» What this task involves:
Determine the number of lines containing the word "programu". Reply with it and nothing else.

» Data for this exercise:
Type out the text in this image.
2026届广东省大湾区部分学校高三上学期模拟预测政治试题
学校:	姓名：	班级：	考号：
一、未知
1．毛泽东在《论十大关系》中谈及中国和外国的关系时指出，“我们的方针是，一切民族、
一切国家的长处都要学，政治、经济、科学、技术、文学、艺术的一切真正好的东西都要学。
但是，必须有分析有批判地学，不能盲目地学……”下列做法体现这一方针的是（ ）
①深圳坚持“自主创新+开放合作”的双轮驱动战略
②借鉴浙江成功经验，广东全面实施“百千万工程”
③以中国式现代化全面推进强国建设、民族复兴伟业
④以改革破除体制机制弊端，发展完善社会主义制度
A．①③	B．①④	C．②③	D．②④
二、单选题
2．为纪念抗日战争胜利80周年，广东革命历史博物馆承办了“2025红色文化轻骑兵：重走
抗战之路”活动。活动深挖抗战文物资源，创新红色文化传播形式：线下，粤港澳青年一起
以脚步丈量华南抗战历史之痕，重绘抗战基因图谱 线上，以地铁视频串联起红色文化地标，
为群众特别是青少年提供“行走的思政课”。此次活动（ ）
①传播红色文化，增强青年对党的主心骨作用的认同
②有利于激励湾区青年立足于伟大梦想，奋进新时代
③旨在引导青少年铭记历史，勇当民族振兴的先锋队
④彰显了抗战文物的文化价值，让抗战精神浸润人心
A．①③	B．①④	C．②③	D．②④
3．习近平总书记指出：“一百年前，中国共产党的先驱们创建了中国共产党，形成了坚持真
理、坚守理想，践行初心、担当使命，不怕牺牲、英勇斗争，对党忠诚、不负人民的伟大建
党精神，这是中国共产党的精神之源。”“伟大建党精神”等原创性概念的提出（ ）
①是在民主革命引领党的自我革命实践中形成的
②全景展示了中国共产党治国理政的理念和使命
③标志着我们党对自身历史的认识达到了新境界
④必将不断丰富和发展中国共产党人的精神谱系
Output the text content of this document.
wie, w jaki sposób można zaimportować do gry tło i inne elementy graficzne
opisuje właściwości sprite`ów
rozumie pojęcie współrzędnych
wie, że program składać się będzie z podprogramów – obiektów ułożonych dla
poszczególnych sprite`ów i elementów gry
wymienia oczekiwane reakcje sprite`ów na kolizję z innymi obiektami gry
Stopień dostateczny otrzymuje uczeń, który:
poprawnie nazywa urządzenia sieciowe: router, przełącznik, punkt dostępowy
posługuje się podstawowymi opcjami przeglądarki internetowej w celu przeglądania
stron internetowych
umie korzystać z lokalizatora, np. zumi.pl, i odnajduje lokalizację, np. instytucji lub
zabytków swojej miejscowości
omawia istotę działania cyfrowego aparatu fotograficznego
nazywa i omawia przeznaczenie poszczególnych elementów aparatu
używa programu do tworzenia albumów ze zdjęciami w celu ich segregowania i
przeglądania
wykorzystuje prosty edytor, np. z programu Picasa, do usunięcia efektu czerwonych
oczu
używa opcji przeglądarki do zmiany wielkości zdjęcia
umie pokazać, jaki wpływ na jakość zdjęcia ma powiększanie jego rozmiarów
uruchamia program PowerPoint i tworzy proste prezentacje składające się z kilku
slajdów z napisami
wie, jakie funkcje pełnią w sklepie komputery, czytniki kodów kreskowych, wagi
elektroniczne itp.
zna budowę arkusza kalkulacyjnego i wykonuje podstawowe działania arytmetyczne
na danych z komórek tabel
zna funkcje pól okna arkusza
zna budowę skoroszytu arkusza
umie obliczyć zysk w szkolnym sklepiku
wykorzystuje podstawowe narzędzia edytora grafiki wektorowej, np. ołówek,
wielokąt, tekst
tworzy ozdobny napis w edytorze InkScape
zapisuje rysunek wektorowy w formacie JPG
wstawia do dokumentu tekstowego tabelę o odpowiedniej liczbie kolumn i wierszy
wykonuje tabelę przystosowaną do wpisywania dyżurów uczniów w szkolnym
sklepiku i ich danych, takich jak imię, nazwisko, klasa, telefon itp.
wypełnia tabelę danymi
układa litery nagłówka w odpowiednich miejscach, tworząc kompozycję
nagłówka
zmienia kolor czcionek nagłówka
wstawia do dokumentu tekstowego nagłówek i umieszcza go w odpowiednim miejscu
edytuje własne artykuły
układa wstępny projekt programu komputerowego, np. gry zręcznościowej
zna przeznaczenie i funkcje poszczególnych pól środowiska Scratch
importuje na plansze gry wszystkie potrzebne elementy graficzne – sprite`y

» Output of the exercise:
3